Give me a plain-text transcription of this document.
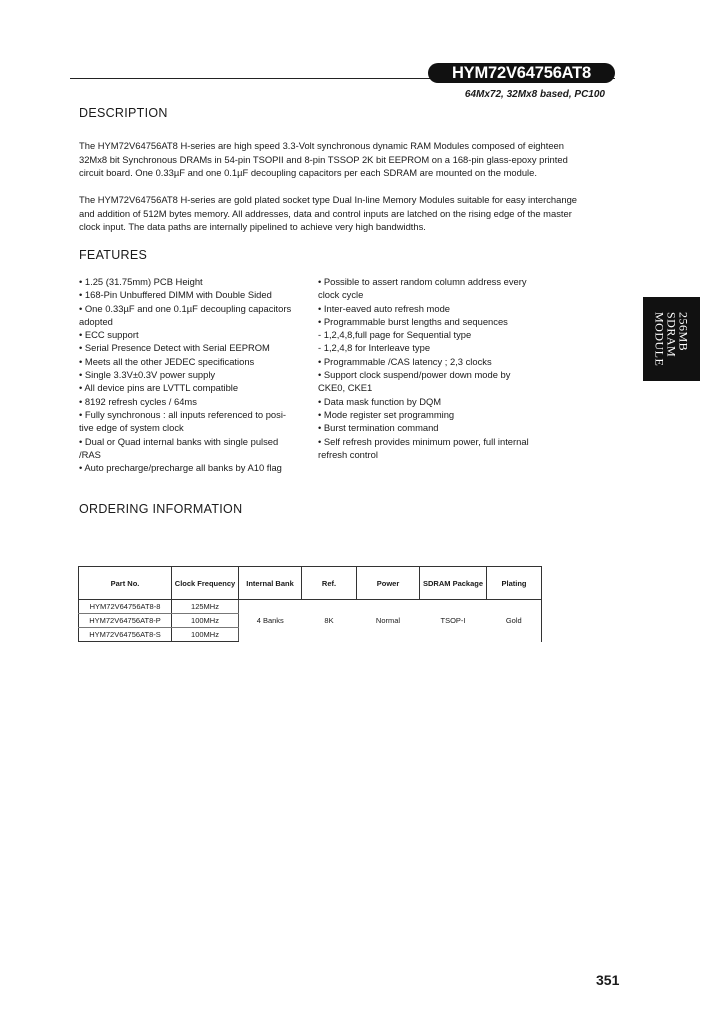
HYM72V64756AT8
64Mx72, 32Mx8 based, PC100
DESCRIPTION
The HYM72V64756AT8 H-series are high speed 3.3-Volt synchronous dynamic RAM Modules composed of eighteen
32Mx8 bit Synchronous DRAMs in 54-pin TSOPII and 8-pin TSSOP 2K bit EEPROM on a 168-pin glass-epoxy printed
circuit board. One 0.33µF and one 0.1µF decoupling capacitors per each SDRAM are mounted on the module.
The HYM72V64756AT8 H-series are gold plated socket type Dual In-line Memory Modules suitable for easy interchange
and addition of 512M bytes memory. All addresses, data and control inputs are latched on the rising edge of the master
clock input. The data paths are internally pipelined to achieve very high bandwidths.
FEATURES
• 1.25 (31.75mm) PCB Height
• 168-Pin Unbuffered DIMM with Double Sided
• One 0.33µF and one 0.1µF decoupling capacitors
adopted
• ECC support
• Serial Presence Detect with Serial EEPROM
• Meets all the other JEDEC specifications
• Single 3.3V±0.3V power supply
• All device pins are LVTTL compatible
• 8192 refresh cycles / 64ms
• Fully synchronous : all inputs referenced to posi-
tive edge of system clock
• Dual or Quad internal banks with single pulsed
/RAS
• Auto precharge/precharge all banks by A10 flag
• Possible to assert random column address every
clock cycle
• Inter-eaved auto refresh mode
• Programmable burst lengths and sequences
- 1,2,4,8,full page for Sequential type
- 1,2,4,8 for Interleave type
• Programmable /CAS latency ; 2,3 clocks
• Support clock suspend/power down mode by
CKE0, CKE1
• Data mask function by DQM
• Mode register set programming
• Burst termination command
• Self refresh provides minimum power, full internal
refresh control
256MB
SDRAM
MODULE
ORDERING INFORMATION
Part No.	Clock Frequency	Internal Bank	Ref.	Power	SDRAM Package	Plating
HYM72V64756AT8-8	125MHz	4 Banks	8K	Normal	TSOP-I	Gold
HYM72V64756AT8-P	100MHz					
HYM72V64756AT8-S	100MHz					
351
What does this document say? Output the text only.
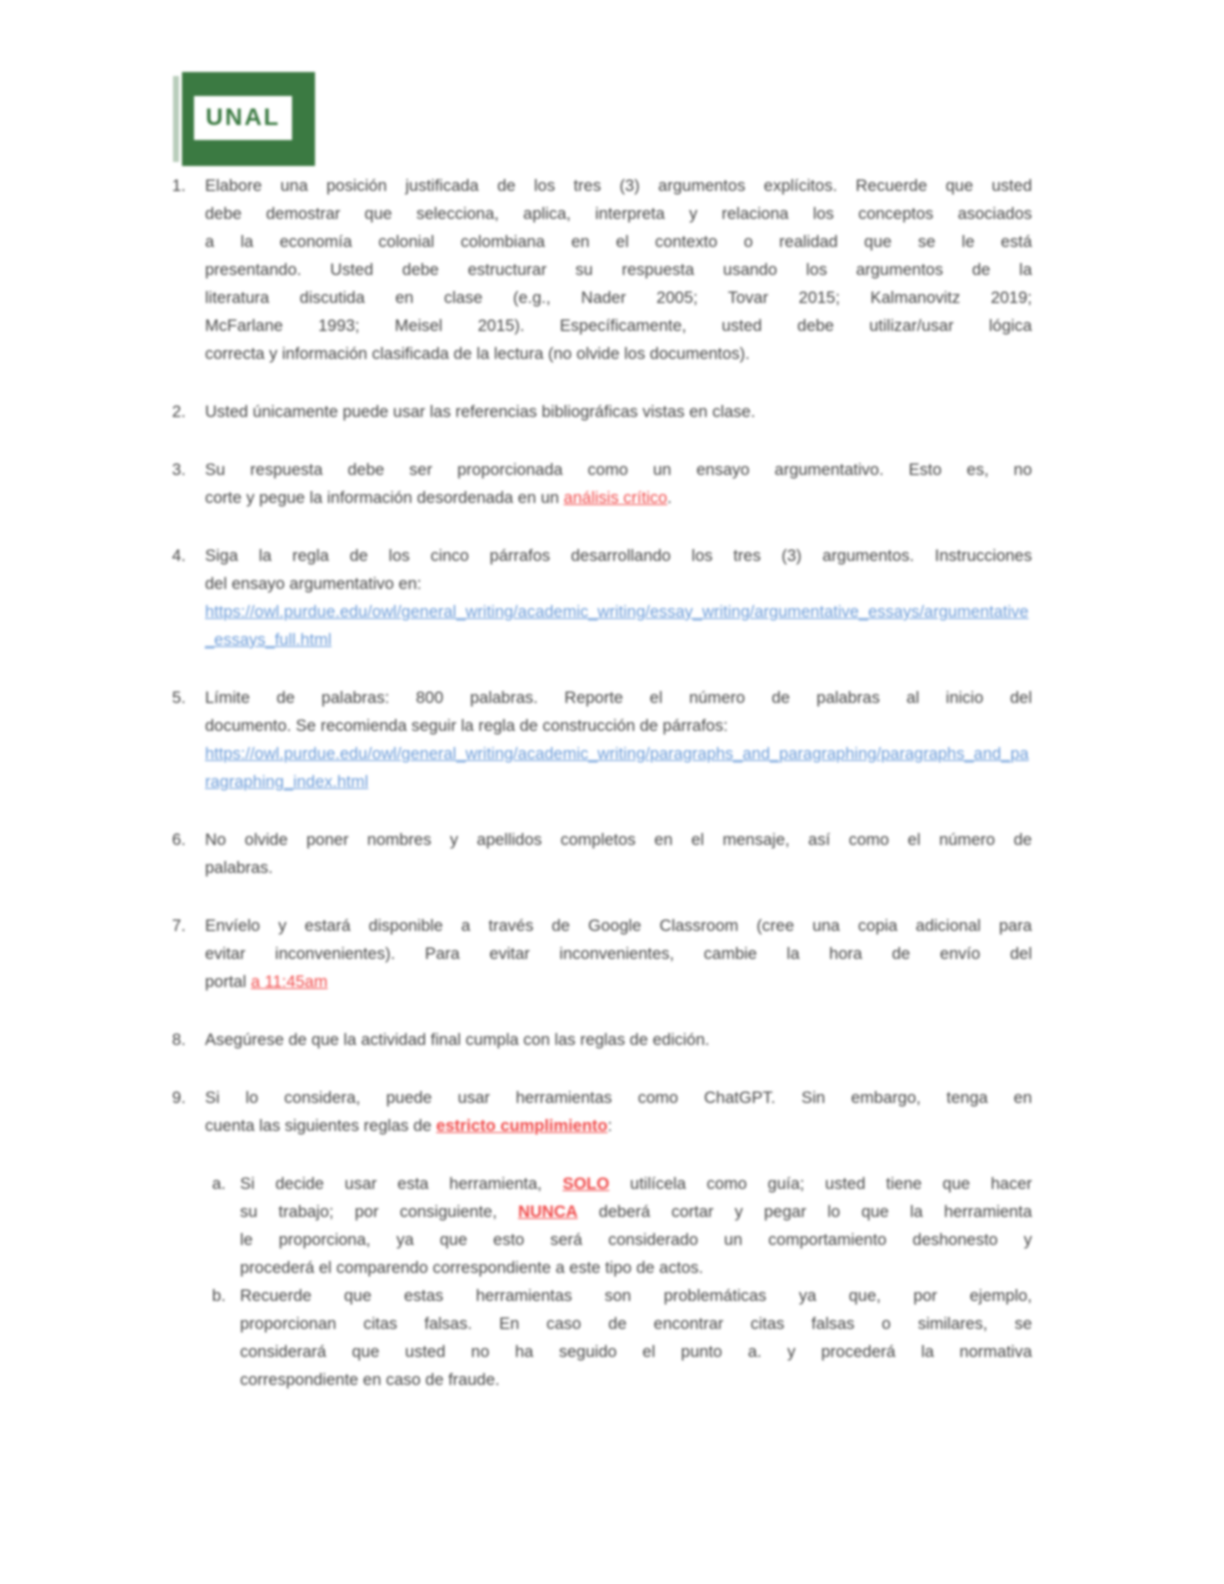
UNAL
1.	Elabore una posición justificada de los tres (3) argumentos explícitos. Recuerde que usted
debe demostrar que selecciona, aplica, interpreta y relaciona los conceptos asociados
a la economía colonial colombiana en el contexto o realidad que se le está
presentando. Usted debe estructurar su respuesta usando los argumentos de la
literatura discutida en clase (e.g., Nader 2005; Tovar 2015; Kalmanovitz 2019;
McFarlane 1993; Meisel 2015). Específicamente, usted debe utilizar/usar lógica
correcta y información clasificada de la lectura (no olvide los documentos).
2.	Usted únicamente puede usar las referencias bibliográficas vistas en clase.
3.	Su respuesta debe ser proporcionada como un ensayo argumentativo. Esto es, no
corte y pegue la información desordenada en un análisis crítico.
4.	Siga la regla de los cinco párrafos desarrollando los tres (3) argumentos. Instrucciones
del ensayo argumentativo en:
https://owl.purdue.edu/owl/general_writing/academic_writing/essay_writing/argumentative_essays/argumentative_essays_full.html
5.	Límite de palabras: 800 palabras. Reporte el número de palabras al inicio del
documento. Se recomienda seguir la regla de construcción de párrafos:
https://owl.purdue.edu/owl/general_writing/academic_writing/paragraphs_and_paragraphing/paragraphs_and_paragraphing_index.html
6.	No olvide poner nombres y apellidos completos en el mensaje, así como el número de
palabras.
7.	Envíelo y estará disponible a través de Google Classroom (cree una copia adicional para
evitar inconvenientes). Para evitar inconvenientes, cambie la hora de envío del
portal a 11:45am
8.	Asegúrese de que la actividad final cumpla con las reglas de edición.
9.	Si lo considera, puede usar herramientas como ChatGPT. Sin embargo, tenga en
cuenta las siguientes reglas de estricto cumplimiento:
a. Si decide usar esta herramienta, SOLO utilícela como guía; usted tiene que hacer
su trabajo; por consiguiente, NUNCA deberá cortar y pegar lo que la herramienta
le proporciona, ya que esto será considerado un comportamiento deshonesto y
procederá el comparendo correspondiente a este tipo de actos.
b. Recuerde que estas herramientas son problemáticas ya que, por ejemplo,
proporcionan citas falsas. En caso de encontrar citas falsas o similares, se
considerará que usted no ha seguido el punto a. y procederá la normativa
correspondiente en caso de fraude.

■ ■ ■ ■

Set problem: All of the lines above should be retyped precisely, apart from the pictures.

Solution to this problem:
Give me a plain-text transcription of this document.
HYM72V64756AT8
64Mx72, 32Mx8 based, PC100
DESCRIPTION
The HYM72V64756AT8 H-series are high speed 3.3-Volt synchronous dynamic RAM Modules composed of eighteen
32Mx8 bit Synchronous DRAMs in 54-pin TSOPII and 8-pin TSSOP 2K bit EEPROM on a 168-pin glass-epoxy printed
circuit board. One 0.33µF and one 0.1µF decoupling capacitors per each SDRAM are mounted on the module.
The HYM72V64756AT8 H-series are gold plated socket type Dual In-line Memory Modules suitable for easy interchange
and addition of 512M bytes memory. All addresses, data and control inputs are latched on the rising edge of the master
clock input. The data paths are internally pipelined to achieve very high bandwidths.
FEATURES
• 1.25 (31.75mm) PCB Height
• 168-Pin Unbuffered DIMM with Double Sided
• One 0.33µF and one 0.1µF decoupling capacitors
adopted
• ECC support
• Serial Presence Detect with Serial EEPROM
• Meets all the other JEDEC specifications
• Single 3.3V±0.3V power supply
• All device pins are LVTTL compatible
• 8192 refresh cycles / 64ms
• Fully synchronous : all inputs referenced to posi-
tive edge of system clock
• Dual or Quad internal banks with single pulsed
/RAS
• Auto precharge/precharge all banks by A10 flag
• Possible to assert random column address every
clock cycle
• Inter-eaved auto refresh mode
• Programmable burst lengths and sequences
- 1,2,4,8,full page for Sequential type
- 1,2,4,8 for Interleave type
• Programmable /CAS latency ; 2,3 clocks
• Support clock suspend/power down mode by
CKE0, CKE1
• Data mask function by DQM
• Mode register set programming
• Burst termination command
• Self refresh provides minimum power, full internal
refresh control
256MB
SDRAM
MODULE
ORDERING INFORMATION
Part No.	Clock Frequency	Internal Bank	Ref.	Power	SDRAM Package	Plating
HYM72V64756AT8-8	125MHz	4 Banks	8K	Normal	TSOP-I	Gold
HYM72V64756AT8-P	100MHz					
HYM72V64756AT8-S	100MHz					
351
What does this document say? Output the text only.
UNAL
1.	Elabore una posición justificada de los tres (3) argumentos explícitos. Recuerde que usted
debe demostrar que selecciona, aplica, interpreta y relaciona los conceptos asociados
a la economía colonial colombiana en el contexto o realidad que se le está
presentando. Usted debe estructurar su respuesta usando los argumentos de la
literatura discutida en clase (e.g., Nader 2005; Tovar 2015; Kalmanovitz 2019;
McFarlane 1993; Meisel 2015). Específicamente, usted debe utilizar/usar lógica
correcta y información clasificada de la lectura (no olvide los documentos).
2.	Usted únicamente puede usar las referencias bibliográficas vistas en clase.
3.	Su respuesta debe ser proporcionada como un ensayo argumentativo. Esto es, no
corte y pegue la información desordenada en un análisis crítico.
4.	Siga la regla de los cinco párrafos desarrollando los tres (3) argumentos. Instrucciones
del ensayo argumentativo en:
https://owl.purdue.edu/owl/general_writing/academic_writing/essay_writing/argumentative_essays/argumentative_essays_full.html
5.	Límite de palabras: 800 palabras. Reporte el número de palabras al inicio del
documento. Se recomienda seguir la regla de construcción de párrafos:
https://owl.purdue.edu/owl/general_writing/academic_writing/paragraphs_and_paragraphing/paragraphs_and_paragraphing_index.html
6.	No olvide poner nombres y apellidos completos en el mensaje, así como el número de
palabras.
7.	Envíelo y estará disponible a través de Google Classroom (cree una copia adicional para
evitar inconvenientes). Para evitar inconvenientes, cambie la hora de envío del
portal a 11:45am
8.	Asegúrese de que la actividad final cumpla con las reglas de edición.
9.	Si lo considera, puede usar herramientas como ChatGPT. Sin embargo, tenga en
cuenta las siguientes reglas de estricto cumplimiento:
a. Si decide usar esta herramienta, SOLO utilícela como guía; usted tiene que hacer
su trabajo; por consiguiente, NUNCA deberá cortar y pegar lo que la herramienta
le proporciona, ya que esto será considerado un comportamiento deshonesto y
procederá el comparendo correspondiente a este tipo de actos.
b. Recuerde que estas herramientas son problemáticas ya que, por ejemplo,
proporcionan citas falsas. En caso de encontrar citas falsas o similares, se
considerará que usted no ha seguido el punto a. y procederá la normativa
correspondiente en caso de fraude.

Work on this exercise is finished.